— start of Extracted information —
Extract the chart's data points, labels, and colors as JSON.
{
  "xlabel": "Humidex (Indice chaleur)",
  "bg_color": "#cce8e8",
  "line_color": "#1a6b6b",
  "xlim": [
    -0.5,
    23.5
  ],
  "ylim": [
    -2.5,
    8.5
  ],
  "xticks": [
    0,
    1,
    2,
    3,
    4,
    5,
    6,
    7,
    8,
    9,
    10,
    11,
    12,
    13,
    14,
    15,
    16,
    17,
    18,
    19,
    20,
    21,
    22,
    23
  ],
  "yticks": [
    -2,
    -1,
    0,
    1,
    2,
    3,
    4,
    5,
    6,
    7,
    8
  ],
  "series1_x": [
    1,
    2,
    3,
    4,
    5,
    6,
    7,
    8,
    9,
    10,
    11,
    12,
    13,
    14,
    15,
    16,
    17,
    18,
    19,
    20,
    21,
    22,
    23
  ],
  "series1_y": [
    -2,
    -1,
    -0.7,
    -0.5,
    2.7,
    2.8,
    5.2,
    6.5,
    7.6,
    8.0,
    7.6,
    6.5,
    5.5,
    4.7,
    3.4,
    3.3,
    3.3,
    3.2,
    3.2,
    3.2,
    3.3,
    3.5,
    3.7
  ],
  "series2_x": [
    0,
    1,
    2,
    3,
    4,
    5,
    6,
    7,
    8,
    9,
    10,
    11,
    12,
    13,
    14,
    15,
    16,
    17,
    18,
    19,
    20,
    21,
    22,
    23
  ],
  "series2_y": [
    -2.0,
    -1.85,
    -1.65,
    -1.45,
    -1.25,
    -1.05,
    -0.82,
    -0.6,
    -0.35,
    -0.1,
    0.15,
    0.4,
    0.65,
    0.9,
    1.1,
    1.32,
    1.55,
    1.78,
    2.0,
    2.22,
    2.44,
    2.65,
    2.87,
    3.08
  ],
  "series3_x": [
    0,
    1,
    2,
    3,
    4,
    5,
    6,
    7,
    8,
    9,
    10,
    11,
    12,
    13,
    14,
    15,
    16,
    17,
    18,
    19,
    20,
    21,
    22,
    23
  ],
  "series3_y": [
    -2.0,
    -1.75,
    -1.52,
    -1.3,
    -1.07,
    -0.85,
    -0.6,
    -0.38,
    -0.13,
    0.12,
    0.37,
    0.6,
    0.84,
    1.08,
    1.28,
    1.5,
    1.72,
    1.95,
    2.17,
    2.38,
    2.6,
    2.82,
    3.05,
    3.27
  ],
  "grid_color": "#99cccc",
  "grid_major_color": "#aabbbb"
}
— end of Extracted information —
— start of Extracted information —
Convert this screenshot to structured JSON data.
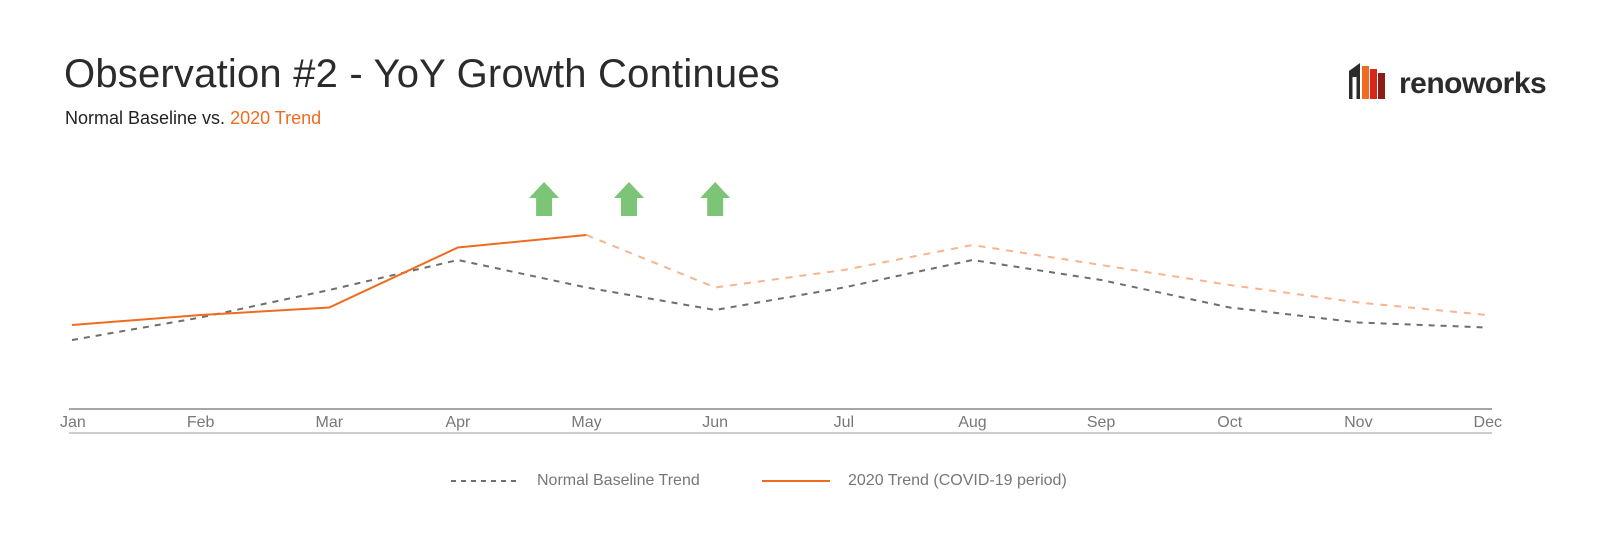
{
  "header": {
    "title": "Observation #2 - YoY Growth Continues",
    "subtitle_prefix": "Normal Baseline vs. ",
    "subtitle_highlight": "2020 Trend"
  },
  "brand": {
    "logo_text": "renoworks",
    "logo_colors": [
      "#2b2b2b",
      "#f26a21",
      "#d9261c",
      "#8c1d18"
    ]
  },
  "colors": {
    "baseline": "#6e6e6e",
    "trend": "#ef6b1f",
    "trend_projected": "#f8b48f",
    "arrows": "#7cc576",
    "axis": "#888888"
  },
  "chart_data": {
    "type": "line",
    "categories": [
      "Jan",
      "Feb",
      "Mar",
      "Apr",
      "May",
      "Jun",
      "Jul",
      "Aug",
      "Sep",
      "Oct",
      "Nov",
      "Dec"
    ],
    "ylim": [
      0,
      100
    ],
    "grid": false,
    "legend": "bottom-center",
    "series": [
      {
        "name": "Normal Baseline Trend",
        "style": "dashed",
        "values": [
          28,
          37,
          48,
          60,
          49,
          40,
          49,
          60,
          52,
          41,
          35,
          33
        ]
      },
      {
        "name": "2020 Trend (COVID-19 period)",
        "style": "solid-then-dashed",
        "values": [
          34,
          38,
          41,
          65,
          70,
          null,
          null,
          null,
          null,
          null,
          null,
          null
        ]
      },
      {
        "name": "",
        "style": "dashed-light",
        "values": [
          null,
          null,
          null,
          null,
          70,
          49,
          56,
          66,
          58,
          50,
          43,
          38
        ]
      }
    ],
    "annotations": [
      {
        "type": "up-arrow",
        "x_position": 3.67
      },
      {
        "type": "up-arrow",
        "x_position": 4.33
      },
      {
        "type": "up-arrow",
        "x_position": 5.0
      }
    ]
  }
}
— end of Extracted information —
__Work to be completed__
Go through the listing above and return every line where the word "name" occurs.

__Final result__
        "name": "Normal Baseline Trend",
        "name": "2020 Trend (COVID-19 period)",
        "name": "",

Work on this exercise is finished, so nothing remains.